#### [Dataset items]
----

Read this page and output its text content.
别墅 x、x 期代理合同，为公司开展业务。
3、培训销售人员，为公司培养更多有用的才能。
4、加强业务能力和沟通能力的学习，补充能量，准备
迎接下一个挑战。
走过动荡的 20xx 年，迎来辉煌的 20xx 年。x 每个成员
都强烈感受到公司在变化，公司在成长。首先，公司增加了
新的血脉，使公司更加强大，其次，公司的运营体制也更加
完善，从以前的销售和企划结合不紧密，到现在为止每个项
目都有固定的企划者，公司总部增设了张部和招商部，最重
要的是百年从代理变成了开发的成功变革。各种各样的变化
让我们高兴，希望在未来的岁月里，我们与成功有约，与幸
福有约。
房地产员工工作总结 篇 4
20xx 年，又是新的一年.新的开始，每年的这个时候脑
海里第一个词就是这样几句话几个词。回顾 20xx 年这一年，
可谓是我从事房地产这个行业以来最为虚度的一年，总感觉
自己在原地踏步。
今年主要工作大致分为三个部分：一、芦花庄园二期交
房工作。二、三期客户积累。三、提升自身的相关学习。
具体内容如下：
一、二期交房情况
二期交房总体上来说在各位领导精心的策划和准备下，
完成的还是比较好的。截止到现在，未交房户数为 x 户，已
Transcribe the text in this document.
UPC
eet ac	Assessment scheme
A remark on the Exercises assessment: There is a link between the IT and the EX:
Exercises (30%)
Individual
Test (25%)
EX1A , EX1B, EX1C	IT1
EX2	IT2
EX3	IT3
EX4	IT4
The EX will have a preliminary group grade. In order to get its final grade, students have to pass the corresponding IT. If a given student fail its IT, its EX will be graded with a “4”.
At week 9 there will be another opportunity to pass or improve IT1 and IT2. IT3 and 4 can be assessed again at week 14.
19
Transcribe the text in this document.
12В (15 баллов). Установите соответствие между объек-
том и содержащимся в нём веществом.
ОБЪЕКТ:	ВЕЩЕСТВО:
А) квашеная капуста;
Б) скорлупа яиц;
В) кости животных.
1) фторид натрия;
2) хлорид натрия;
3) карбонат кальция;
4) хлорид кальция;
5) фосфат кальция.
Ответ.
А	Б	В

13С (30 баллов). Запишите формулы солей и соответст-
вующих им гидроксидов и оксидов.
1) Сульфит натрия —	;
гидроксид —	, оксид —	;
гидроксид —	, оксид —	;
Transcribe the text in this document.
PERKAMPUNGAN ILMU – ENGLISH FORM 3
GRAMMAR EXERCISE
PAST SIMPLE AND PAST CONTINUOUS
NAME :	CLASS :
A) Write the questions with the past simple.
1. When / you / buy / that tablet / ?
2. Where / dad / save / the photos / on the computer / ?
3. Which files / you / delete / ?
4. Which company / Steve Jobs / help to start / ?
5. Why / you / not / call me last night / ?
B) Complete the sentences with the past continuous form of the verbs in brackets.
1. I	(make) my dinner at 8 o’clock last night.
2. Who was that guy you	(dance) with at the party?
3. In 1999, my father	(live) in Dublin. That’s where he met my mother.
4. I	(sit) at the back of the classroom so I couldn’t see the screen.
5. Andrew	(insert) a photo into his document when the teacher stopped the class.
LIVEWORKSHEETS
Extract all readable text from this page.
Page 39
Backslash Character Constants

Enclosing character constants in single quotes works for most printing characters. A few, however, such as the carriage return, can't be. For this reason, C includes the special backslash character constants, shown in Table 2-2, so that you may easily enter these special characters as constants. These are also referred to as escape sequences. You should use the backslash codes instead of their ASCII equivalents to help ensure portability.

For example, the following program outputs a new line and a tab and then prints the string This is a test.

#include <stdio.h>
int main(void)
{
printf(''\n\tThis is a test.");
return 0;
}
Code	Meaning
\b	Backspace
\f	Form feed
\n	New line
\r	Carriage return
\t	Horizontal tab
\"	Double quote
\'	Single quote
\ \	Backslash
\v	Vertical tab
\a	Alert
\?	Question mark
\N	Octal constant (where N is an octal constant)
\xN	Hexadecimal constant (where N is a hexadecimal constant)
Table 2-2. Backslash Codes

----

#### [What is needed]
State how many lines of the listing include the word "Exercises". Reply with the number alone.

#### [Full answer]
2